* [Task requirements]: List each line holding the string "jklmn".

----------

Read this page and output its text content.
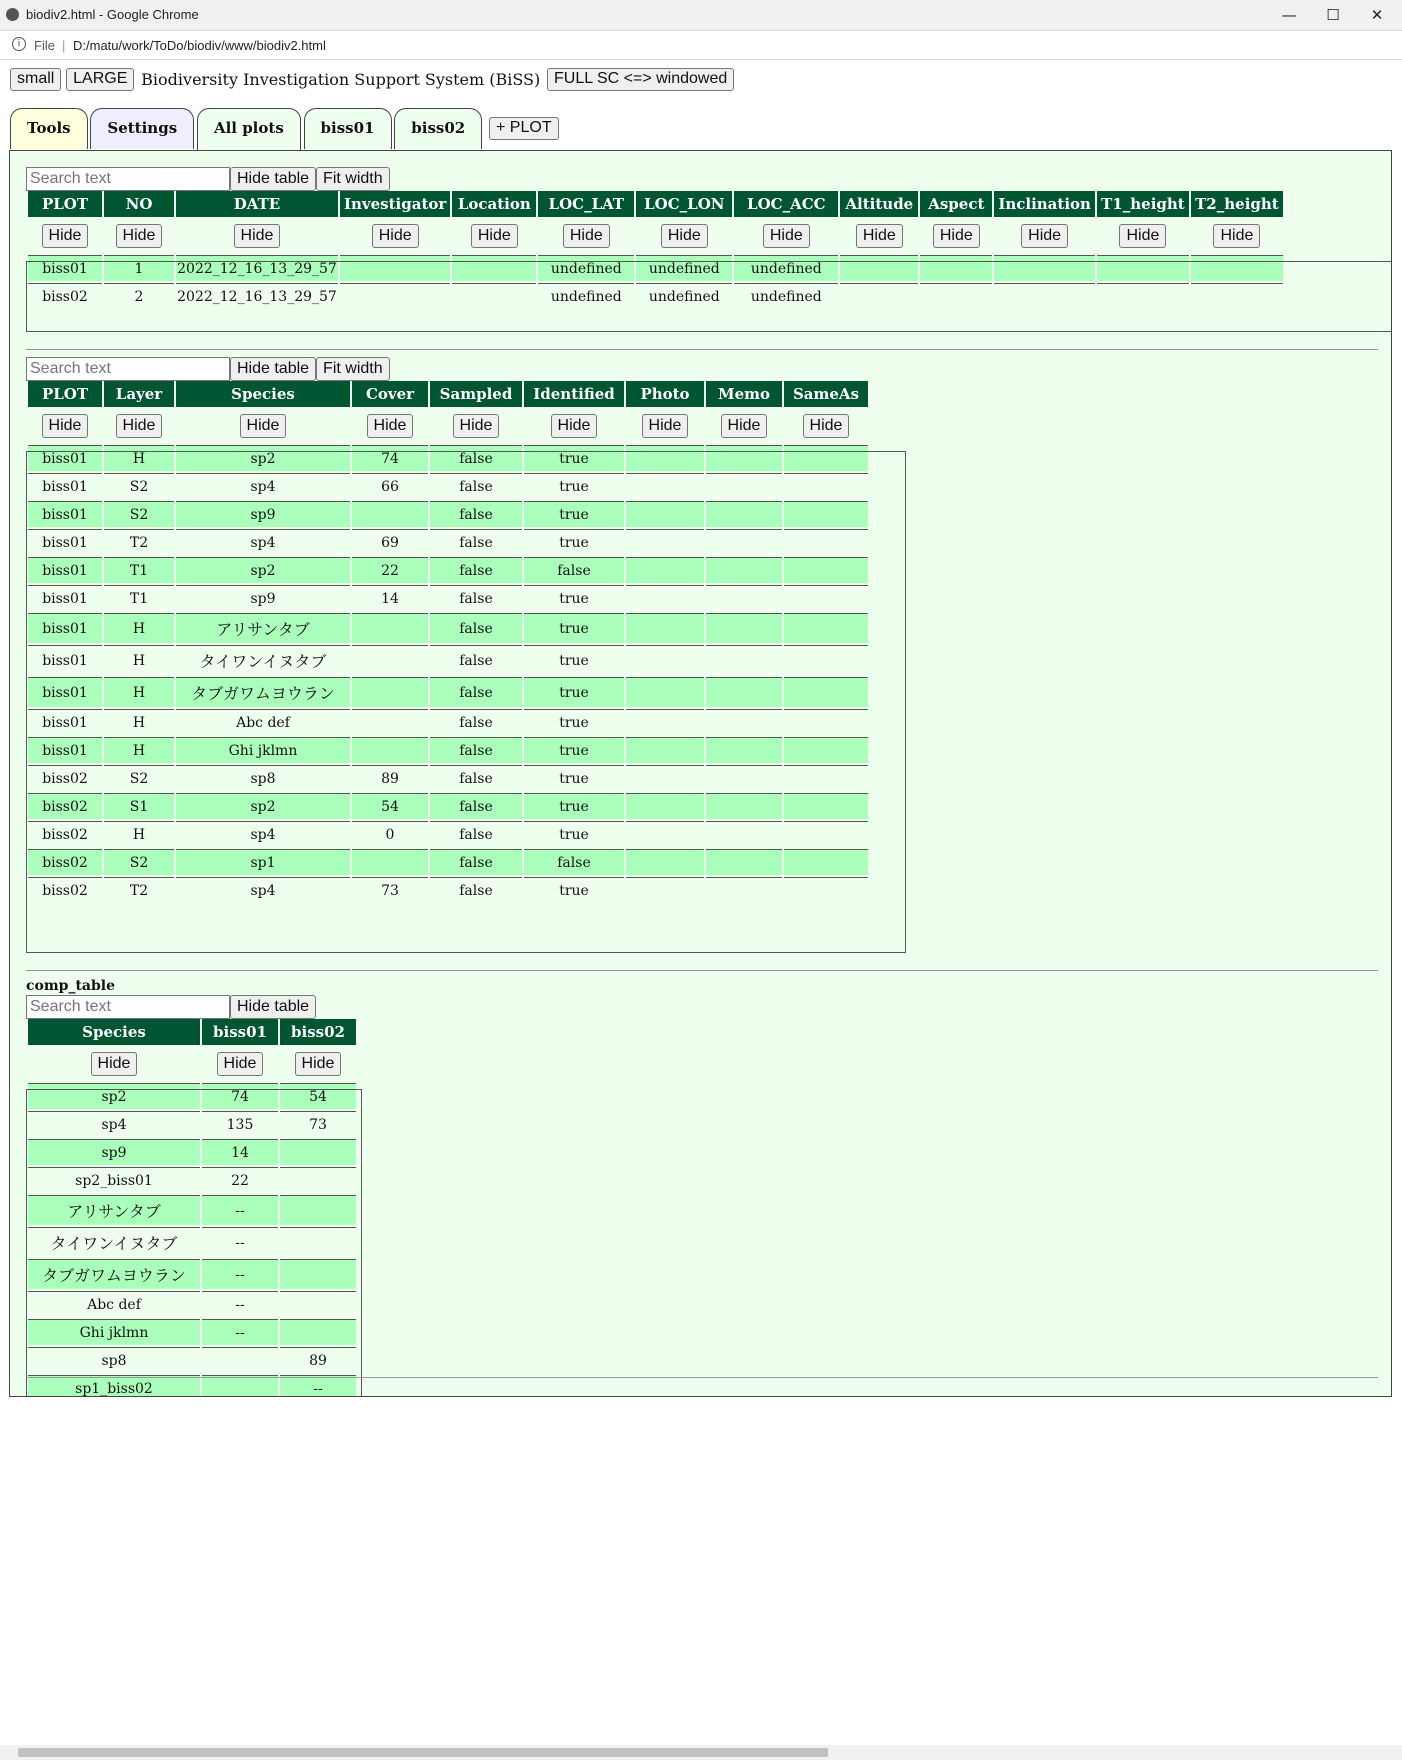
biodiv2.html - Google Chrome	—	☐	✕
i	File | D:/matu/work/ToDo/biodiv/www/biodiv2.html
small LARGE Biodiversity Investigation Support System (BiSS) FULL SC <=> windowed
Tools Settings All plots biss01 biss02 + PLOT
Search textHide table Fit width
PLOT	NO	DATE	Investigator	Location	LOC_LAT	LOC_LON	LOC_ACC	Altitude	Aspect	Inclination	T1_height	T2_height
Hide	Hide	Hide	Hide	Hide	Hide	Hide	Hide	Hide	Hide	Hide	Hide	Hide
biss01	1	2022_12_16_13_29_57			undefined	undefined	undefined					
biss02	2	2022_12_16_13_29_57			undefined	undefined	undefined					
Search textHide table Fit width
PLOT	Layer	Species	Cover	Sampled	Identified	Photo	Memo	SameAs
Hide	Hide	Hide	Hide	Hide	Hide	Hide	Hide	Hide
biss01	H	sp2	74	false	true			
biss01	S2	sp4	66	false	true			
biss01	S2	sp9		false	true			
biss01	T2	sp4	69	false	true			
biss01	T1	sp2	22	false	false			
biss01	T1	sp9	14	false	true			
biss01	H	アリサンタブ		false	true			
biss01	H	タイワンイヌタブ		false	true			
biss01	H	タブガワムヨウラン		false	true			
biss01	H	Abc def		false	true			
biss01	H	Ghi jklmn		false	true			
biss02	S2	sp8	89	false	true			
biss02	S1	sp2	54	false	true			
biss02	H	sp4	0	false	true			
biss02	S2	sp1		false	false			
biss02	T2	sp4	73	false	true			
comp_table
Search textHide table
Species	biss01	biss02
Hide	Hide	Hide
sp2	74	54
sp4	135	73
sp9	14	
sp2_biss01	22	
アリサンタブ	--	
タイワンイヌタブ	--	
タブガワムヨウラン	--	
Abc def	--	
Ghi jklmn	--	
sp8		89
sp1_biss02		--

----------

* [Task output]:
biss01	H	Ghi jklmn		false	true			
Ghi jklmn	--	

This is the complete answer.